**Direction:**
Find the word "Moines" in the listing; pull out each line holding it.

** BEGIN Source data **

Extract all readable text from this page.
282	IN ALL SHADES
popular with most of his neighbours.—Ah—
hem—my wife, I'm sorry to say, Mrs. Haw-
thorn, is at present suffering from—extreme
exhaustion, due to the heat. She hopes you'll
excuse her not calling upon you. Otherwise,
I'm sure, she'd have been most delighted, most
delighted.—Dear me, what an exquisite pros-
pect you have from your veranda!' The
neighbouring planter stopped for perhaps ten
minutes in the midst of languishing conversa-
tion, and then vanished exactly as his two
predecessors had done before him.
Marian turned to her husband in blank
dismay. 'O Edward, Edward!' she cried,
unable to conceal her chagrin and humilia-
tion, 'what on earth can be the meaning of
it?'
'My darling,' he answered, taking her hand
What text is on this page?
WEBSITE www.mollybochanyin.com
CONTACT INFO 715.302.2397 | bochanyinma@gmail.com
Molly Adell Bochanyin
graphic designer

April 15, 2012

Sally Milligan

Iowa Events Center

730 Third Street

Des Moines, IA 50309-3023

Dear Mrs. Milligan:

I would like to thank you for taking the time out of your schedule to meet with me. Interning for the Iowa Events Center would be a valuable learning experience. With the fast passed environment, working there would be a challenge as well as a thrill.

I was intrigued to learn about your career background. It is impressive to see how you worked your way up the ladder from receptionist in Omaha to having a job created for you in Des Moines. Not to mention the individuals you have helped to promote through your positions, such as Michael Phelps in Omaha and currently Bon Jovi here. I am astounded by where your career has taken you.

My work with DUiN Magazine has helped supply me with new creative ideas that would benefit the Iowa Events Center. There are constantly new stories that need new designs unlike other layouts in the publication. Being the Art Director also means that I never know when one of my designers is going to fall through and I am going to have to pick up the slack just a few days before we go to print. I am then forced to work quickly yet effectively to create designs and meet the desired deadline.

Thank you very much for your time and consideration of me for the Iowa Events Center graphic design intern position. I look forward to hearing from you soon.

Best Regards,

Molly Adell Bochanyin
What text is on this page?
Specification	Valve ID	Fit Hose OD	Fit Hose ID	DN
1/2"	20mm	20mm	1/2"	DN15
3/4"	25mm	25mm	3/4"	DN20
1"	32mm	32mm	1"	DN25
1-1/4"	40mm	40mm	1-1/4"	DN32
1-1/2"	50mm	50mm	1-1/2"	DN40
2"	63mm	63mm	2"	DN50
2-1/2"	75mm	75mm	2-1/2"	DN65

** END Source data **

**Problem solution:**
Des Moines, IA 50309-3023
I was intrigued to learn about your career background. It is impressive to see how you worked your way up the ladder from receptionist in Omaha to having a job created for you in Des Moines. Not to mention the individuals you have helped to promote through your positions, such as Michael Phelps in Omaha and currently Bon Jovi here. I am astounded by where your career has taken you.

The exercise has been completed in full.